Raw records
## START
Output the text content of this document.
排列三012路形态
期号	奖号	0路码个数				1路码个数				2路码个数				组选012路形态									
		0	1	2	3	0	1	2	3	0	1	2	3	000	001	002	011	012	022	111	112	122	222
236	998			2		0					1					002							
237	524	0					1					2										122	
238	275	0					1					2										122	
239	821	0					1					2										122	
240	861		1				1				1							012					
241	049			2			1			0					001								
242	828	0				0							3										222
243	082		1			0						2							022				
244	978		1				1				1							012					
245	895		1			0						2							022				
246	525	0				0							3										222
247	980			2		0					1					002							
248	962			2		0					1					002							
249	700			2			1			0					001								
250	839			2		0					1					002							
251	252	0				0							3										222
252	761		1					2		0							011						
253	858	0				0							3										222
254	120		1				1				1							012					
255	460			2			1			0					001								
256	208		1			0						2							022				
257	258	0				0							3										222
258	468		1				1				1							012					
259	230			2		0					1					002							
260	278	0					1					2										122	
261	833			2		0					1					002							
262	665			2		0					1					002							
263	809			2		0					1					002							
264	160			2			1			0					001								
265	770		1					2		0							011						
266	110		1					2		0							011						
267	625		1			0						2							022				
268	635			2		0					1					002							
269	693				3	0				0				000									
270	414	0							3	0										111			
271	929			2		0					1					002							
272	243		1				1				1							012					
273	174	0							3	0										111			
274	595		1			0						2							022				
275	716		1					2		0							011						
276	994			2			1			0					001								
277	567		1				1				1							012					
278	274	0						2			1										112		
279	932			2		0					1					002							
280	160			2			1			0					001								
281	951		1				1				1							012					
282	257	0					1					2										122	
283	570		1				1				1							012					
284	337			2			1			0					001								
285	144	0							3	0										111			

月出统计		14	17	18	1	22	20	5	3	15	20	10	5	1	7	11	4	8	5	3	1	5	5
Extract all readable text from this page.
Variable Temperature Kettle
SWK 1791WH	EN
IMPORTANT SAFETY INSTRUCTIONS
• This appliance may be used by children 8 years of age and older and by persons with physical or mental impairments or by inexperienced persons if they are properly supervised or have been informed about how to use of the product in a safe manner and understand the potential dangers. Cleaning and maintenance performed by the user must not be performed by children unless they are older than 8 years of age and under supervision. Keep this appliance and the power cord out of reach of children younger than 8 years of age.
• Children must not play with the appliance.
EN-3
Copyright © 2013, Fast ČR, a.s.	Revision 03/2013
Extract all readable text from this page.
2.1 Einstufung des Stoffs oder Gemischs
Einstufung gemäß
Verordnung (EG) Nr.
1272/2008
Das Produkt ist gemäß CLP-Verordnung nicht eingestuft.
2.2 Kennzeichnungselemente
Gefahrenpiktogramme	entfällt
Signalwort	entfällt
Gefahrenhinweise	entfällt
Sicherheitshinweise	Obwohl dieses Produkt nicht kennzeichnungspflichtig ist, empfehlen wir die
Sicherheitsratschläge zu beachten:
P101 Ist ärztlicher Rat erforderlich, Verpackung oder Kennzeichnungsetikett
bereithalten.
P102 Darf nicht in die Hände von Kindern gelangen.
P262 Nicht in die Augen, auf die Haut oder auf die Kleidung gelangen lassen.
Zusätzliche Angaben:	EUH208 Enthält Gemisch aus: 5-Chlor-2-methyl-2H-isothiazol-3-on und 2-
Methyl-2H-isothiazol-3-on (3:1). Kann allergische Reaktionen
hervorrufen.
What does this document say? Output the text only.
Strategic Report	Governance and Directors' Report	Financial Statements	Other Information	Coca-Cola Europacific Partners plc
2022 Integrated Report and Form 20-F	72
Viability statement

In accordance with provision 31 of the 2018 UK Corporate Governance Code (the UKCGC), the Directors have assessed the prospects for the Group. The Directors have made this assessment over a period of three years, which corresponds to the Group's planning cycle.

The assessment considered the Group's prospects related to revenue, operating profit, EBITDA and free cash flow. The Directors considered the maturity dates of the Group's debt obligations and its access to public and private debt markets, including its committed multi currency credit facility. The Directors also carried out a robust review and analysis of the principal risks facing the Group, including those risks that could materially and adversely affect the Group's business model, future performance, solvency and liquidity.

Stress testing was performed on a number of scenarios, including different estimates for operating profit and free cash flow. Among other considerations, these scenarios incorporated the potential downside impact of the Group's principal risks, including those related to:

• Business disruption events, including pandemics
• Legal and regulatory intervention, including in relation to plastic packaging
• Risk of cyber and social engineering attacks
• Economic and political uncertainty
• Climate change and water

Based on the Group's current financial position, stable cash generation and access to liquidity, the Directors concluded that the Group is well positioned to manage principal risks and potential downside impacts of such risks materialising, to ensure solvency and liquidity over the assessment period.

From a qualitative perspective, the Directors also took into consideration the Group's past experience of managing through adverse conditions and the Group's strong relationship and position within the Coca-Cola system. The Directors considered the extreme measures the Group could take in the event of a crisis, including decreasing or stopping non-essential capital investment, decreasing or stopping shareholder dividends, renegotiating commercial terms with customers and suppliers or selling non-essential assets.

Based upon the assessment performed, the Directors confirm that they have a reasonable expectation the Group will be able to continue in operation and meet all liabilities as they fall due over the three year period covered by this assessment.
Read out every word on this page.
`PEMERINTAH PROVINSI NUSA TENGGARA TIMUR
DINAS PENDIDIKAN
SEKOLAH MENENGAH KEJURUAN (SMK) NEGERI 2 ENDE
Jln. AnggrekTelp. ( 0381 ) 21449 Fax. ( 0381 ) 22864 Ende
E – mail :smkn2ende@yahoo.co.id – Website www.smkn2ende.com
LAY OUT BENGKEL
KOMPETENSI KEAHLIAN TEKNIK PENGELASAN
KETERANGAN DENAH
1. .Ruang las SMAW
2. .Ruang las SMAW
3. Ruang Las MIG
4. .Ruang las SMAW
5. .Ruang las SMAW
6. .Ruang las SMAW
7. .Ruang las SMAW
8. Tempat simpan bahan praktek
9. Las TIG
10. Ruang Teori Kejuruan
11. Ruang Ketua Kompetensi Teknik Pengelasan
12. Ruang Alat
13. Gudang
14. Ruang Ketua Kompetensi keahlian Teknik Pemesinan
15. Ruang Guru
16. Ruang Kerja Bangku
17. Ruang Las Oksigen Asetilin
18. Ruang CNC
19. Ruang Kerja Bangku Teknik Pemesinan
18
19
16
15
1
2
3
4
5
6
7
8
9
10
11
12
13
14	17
## END
**What to produce:** Within the entries above, how many lines contain "this"? Respond with the number only.

**Complete output:** 8